> _WORK ORDER 1_
In the Fallout 3 review, what does the abbreviation VATS stand for?
> _WORK ORDER 2_
Carry the Fallout 3 review forward from its last sentence.
━━━━━ DOCUMENT SECTION ━━━━━
Fallout 3 • Page 2

A falling out.

Enemies won't be moving at all much of the time you're fighting them, though, and that is quite deliberate, a result of the game's Vault-tec Assisted Targeting System, or VATS. Much like the Pause Play in BioWare's Dragon Age: Origins, this marks a sort of return by stealth of turn-based tactics into real-time RPG combat, and in both cases, we approve.

VATS allows you to stop time and spend action points on stringing together attacks. If you have a gun, you can target enemies' limbs and heads specifically - perhaps shooting a gun arm, or going for a headshot - as well as switching between targets. Once your points are spent, you cue a satisfying semi cut-scene that plays out your choices in dynamic camera cuts. Melee weapons only allow you to select whole enemies, but they're still more likely to trigger big finishing moves if you use VATS.

It's a clever system with well-implemented controls, even if its adolescent focus on creative brutality doesn't quite sit right with the game's overall tone. The problem with VATS, however, is the fact you will be compelled to use it all the time, because the real-time combat is so terrible. As Kieron noted, what worked okay in Oblivion's melee combat is not necessarily going to wash when you have a gun in your hand, and the lack of precision, sense of connection or tactile feedback is startling. (It's worth noting here that we tested the Xbox 360 version of the game, and some of these criticisms might not apply if you play on PC with a mouse.)

3
You'd think using nukes in this world would be a little, you know, insensitive. A bit of a faux pas.

Fallout 3 is not an action game, though, however much it may want to be (or, perhaps more accurately, however much it's being sold as one). We're reminded of this when we level up a little way into the demo. Although our basic SPECIAL attributes are already set - Strength, Perception, Endurance, Charisma, Intelligence, Agility, and Luck - levelling up gives us a chance to award skill points across a large range of more specific talents.
━━━━━ DATA PROVIDED ━━━━━
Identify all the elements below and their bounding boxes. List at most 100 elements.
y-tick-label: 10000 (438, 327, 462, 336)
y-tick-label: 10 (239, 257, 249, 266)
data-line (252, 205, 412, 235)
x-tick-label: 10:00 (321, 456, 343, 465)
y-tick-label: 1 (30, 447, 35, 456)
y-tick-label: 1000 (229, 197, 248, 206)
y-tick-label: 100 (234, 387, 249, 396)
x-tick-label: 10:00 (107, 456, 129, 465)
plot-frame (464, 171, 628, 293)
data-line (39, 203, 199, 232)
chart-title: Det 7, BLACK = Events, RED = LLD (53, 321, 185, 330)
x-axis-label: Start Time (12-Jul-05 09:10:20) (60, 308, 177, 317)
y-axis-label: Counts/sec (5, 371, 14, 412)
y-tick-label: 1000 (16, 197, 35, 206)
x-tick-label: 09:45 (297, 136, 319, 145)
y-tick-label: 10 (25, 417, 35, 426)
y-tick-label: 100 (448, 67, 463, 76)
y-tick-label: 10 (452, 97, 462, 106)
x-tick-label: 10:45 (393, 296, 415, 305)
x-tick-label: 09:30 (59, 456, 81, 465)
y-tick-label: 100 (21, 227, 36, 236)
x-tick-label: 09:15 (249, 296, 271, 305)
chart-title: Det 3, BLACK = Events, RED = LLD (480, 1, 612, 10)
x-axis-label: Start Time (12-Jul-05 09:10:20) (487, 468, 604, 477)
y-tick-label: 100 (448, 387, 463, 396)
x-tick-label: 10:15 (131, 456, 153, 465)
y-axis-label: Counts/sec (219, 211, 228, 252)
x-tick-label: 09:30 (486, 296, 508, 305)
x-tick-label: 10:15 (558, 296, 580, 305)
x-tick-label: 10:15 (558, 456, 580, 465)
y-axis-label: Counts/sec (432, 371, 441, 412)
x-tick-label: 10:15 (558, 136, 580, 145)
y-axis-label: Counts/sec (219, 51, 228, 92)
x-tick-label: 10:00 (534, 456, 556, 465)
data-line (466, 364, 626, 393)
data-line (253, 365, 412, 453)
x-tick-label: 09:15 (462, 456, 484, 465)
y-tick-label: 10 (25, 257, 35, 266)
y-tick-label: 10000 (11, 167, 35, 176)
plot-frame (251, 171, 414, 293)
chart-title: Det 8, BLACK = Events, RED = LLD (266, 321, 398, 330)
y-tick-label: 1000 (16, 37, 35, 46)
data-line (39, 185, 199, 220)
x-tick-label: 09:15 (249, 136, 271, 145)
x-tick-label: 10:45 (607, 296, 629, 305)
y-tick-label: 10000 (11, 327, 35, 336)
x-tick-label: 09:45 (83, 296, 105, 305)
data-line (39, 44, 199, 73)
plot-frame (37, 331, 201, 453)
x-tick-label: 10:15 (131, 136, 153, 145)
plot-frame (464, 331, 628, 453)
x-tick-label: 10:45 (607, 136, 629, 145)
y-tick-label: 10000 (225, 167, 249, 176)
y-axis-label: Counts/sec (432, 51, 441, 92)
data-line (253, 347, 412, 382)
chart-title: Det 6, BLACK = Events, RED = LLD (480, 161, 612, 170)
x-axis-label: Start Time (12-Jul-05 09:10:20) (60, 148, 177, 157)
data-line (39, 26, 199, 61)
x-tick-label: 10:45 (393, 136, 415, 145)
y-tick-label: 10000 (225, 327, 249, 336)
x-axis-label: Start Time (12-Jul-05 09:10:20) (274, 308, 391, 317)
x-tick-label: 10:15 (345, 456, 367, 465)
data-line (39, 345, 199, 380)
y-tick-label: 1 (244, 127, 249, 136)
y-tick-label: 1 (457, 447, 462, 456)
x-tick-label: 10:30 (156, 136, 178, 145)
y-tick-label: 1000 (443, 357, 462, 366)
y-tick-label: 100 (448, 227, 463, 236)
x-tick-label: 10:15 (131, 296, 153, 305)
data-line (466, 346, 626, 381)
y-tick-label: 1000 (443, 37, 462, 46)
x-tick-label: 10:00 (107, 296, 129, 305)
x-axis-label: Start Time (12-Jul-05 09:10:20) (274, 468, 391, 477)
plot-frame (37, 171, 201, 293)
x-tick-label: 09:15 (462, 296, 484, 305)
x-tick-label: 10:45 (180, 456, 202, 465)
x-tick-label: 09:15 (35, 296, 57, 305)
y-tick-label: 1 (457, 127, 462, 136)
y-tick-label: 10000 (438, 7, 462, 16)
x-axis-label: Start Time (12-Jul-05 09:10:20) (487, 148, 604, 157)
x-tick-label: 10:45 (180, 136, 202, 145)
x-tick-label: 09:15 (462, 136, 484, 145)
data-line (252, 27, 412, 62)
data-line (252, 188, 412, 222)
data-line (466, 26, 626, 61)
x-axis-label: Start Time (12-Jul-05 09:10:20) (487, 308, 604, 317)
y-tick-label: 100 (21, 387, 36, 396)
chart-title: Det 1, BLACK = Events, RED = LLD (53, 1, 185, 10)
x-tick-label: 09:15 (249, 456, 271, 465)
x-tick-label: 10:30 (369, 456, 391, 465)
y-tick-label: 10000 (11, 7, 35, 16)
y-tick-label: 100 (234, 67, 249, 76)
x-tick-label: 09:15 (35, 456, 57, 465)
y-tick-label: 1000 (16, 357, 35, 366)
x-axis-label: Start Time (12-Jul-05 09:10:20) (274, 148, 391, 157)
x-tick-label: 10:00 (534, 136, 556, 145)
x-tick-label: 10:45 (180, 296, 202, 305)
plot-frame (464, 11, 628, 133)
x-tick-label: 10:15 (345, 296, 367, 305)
━━━━━
> _TASK OUTPUT 1_
Vault-tec Assisted Targeting System

> _TASK OUTPUT 2_
These are: Barter, Big Guns, Energy Weapons, Explosives, Lockpick, Medicine, Melee Weapons, Repair, Science, Small Guns, Sneak, Speech and Unarmed. In some ways this list is the most telling glimpse we can get into the depth and breadth of Fallout 3 within such a short demo. Conversation and bartering are two aspects of the game that we regretfully don't get anywhere near experiencing at E3, but given Bethesda's record and Fallout's history, we'd expect them to have some serious depth and reward, and we're looking forward to examining them more closely.

As well as skill points, you also get to pick a Perk when you level up. This is a themed set of extra skill points or character-specialisation modifiers with a jokey title, such as Little Leaguer (extra damage with the baseball bat) or Daddy's Boy (extra skill points in Repair and Science). It's the only strong flash of character and style we get from the game in our brief hands-on, although it does sound one bum note: Lady Killer gives you extra damage against female enemies, and "unique dialogue options" when talking to female NPCs. Sorry, Bethesda, that's not satirical, it's just crass and misogynistic.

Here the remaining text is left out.